EXERCISE AIM
Everything in the records below should be set down again, word for word.
*** RECORDS FOR THIS EXERCISE ***
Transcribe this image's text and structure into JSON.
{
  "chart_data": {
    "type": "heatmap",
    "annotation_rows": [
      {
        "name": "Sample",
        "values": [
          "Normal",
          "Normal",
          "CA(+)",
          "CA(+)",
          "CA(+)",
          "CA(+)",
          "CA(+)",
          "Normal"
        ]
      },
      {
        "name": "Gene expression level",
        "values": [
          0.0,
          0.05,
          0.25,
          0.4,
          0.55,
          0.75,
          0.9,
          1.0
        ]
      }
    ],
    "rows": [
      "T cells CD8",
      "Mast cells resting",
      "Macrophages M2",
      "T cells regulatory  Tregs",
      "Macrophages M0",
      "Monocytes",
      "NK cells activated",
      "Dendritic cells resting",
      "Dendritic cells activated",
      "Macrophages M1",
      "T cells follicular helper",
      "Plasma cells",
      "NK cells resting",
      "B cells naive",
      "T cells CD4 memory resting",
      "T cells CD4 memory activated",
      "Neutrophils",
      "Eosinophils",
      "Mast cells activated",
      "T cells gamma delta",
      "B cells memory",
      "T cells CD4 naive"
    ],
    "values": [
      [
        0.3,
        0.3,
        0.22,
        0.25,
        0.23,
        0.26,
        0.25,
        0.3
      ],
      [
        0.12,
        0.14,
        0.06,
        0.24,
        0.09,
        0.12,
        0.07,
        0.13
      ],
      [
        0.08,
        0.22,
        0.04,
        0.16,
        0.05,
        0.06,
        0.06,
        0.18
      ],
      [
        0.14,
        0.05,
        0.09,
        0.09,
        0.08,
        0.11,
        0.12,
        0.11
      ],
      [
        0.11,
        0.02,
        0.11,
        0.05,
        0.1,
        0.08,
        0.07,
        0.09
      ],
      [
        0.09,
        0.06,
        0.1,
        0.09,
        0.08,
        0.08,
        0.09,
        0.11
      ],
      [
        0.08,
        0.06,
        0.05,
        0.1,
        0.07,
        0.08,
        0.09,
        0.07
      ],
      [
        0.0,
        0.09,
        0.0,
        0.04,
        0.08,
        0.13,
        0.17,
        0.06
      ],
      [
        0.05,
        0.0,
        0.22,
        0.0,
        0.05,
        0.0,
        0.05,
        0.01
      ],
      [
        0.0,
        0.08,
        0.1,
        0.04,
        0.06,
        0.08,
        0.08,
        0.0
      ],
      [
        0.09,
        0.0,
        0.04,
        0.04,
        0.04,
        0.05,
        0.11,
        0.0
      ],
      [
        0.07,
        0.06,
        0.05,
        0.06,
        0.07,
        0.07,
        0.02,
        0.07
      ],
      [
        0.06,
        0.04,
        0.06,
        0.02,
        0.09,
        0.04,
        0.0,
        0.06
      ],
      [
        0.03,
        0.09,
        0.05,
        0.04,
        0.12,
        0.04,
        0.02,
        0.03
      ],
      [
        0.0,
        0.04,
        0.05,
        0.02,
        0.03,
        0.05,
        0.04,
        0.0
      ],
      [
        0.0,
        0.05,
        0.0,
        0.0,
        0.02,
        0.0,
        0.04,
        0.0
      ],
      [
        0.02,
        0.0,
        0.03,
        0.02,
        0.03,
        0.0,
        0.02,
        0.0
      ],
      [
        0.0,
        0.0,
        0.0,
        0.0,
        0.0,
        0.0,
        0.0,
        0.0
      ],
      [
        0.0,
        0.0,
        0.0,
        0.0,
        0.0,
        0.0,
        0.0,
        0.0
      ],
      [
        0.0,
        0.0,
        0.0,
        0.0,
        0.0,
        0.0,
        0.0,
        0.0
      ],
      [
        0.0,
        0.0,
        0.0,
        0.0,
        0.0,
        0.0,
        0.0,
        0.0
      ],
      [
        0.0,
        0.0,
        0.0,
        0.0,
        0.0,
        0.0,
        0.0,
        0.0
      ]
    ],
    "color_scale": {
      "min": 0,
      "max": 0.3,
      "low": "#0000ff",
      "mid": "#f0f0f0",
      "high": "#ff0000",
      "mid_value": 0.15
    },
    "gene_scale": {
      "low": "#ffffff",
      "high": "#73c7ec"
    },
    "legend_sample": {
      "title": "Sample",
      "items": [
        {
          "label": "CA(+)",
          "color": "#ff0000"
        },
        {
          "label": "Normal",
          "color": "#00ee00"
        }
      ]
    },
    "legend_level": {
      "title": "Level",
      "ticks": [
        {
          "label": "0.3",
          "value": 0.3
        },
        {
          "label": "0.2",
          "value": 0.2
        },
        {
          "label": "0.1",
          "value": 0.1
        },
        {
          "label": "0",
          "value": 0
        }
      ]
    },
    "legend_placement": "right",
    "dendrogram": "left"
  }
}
*** End of RECORDS FOR THIS EXERCISE ***
WRITTEN ANSWER
Transcribe this image's text and structure into JSON.
{
  "chart_data": {
    "type": "heatmap",
    "annotation_rows": [
      {
        "name": "Sample",
        "values": [
          "Normal",
          "Normal",
          "CA(+)",
          "CA(+)",
          "CA(+)",
          "CA(+)",
          "CA(+)",
          "Normal"
        ]
      },
      {
        "name": "Gene expression level",
        "values": [
          0.0,
          0.05,
          0.25,
          0.4,
          0.55,
          0.75,
          0.9,
          1.0
        ]
      }
    ],
    "rows": [
      "T cells CD8",
      "Mast cells resting",
      "Macrophages M2",
      "T cells regulatory  Tregs",
      "Macrophages M0",
      "Monocytes",
      "NK cells activated",
      "Dendritic cells resting",
      "Dendritic cells activated",
      "Macrophages M1",
      "T cells follicular helper",
      "Plasma cells",
      "NK cells resting",
      "B cells naive",
      "T cells CD4 memory resting",
      "T cells CD4 memory activated",
      "Neutrophils",
      "Eosinophils",
      "Mast cells activated",
      "T cells gamma delta",
      "B cells memory",
      "T cells CD4 naive"
    ],
    "values": [
      [
        0.3,
        0.3,
        0.22,
        0.25,
        0.23,
        0.26,
        0.25,
        0.3
      ],
      [
        0.12,
        0.14,
        0.06,
        0.24,
        0.09,
        0.12,
        0.07,
        0.13
      ],
      [
        0.08,
        0.22,
        0.04,
        0.16,
        0.05,
        0.06,
        0.06,
        0.18
      ],
      [
        0.14,
        0.05,
        0.09,
        0.09,
        0.08,
        0.11,
        0.12,
        0.11
      ],
      [
        0.11,
        0.02,
        0.11,
        0.05,
        0.1,
        0.08,
        0.07,
        0.09
      ],
      [
        0.09,
        0.06,
        0.1,
        0.09,
        0.08,
        0.08,
        0.09,
        0.11
      ],
      [
        0.08,
        0.06,
        0.05,
        0.1,
        0.07,
        0.08,
        0.09,
        0.07
      ],
      [
        0.0,
        0.09,
        0.0,
        0.04,
        0.08,
        0.13,
        0.17,
        0.06
      ],
      [
        0.05,
        0.0,
        0.22,
        0.0,
        0.05,
        0.0,
        0.05,
        0.01
      ],
      [
        0.0,
        0.08,
        0.1,
        0.04,
        0.06,
        0.08,
        0.08,
        0.0
      ],
      [
        0.09,
        0.0,
        0.04,
        0.04,
        0.04,
        0.05,
        0.11,
        0.0
      ],
      [
        0.07,
        0.06,
        0.05,
        0.06,
        0.07,
        0.07,
        0.02,
        0.07
      ],
      [
        0.06,
        0.04,
        0.06,
        0.02,
        0.09,
        0.04,
        0.0,
        0.06
      ],
      [
        0.03,
        0.09,
        0.05,
        0.04,
        0.12,
        0.04,
        0.02,
        0.03
      ],
      [
        0.0,
        0.04,
        0.05,
        0.02,
        0.03,
        0.05,
        0.04,
        0.0
      ],
      [
        0.0,
        0.05,
        0.0,
        0.0,
        0.02,
        0.0,
        0.04,
        0.0
      ],
      [
        0.02,
        0.0,
        0.03,
        0.02,
        0.03,
        0.0,
        0.02,
        0.0
      ],
      [
        0.0,
        0.0,
        0.0,
        0.0,
        0.0,
        0.0,
        0.0,
        0.0
      ],
      [
        0.0,
        0.0,
        0.0,
        0.0,
        0.0,
        0.0,
        0.0,
        0.0
      ],
      [
        0.0,
        0.0,
        0.0,
        0.0,
        0.0,
        0.0,
        0.0,
        0.0
      ],
      [
        0.0,
        0.0,
        0.0,
        0.0,
        0.0,
        0.0,
        0.0,
        0.0
      ],
      [
        0.0,
        0.0,
        0.0,
        0.0,
        0.0,
        0.0,
        0.0,
        0.0
      ]
    ],
    "color_scale": {
      "min": 0,
      "max": 0.3,
      "low": "#0000ff",
      "mid": "#f0f0f0",
      "high": "#ff0000",
      "mid_value": 0.15
    },
    "gene_scale": {
      "low": "#ffffff",
      "high": "#73c7ec"
    },
    "legend_sample": {
      "title": "Sample",
      "items": [
        {
          "label": "CA(+)",
          "color": "#ff0000"
        },
        {
          "label": "Normal",
          "color": "#00ee00"
        }
      ]
    },
    "legend_level": {
      "title": "Level",
      "ticks": [
        {
          "label": "0.3",
          "value": 0.3
        },
        {
          "label": "0.2",
          "value": 0.2
        },
        {
          "label": "0.1",
          "value": 0.1
        },
        {
          "label": "0",
          "value": 0
        }
      ]
    },
    "legend_placement": "right",
    "dendrogram": "left"
  }
}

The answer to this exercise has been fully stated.